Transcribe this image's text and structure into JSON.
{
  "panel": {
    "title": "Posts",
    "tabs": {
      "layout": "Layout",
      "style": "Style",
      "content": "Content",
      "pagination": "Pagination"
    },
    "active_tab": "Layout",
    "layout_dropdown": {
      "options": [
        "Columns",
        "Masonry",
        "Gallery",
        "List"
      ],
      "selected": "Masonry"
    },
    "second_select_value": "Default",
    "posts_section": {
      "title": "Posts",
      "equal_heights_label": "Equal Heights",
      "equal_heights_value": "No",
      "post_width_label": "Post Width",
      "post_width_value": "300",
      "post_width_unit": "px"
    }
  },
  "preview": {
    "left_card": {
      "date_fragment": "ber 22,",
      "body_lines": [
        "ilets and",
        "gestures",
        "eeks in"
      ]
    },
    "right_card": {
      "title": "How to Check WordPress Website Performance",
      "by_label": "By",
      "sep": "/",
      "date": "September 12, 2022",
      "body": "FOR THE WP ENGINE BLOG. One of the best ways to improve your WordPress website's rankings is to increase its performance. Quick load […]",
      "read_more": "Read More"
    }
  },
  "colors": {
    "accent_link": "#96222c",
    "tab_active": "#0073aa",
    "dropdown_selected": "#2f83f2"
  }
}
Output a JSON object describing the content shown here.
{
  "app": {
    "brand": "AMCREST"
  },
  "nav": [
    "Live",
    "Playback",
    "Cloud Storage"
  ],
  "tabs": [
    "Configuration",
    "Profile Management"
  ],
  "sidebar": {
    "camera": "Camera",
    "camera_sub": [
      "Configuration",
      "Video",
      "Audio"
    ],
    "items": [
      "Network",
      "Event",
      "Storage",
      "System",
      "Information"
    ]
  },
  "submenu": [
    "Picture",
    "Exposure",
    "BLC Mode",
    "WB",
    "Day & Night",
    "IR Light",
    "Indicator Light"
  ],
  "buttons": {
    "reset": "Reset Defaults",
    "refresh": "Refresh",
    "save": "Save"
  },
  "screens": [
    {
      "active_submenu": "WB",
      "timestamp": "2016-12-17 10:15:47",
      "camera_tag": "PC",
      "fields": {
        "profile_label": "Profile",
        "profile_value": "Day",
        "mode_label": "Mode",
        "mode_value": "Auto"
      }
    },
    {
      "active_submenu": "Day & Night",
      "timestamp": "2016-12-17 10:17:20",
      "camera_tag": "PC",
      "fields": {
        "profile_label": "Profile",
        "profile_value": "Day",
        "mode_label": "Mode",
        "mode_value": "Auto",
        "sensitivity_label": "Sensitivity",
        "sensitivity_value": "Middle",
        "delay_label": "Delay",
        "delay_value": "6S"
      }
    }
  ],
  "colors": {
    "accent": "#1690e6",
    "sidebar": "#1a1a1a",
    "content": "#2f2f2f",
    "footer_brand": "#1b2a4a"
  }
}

# # # # # # #

Copy each line of the records containing the string "WordPress".

## COMPLETE RESPONSE
      "title": "How to Check WordPress Website Performance",
      "body": "FOR THE WP ENGINE BLOG. One of the best ways to improve your WordPress website's rankings is to increase its performance. Quick load […]",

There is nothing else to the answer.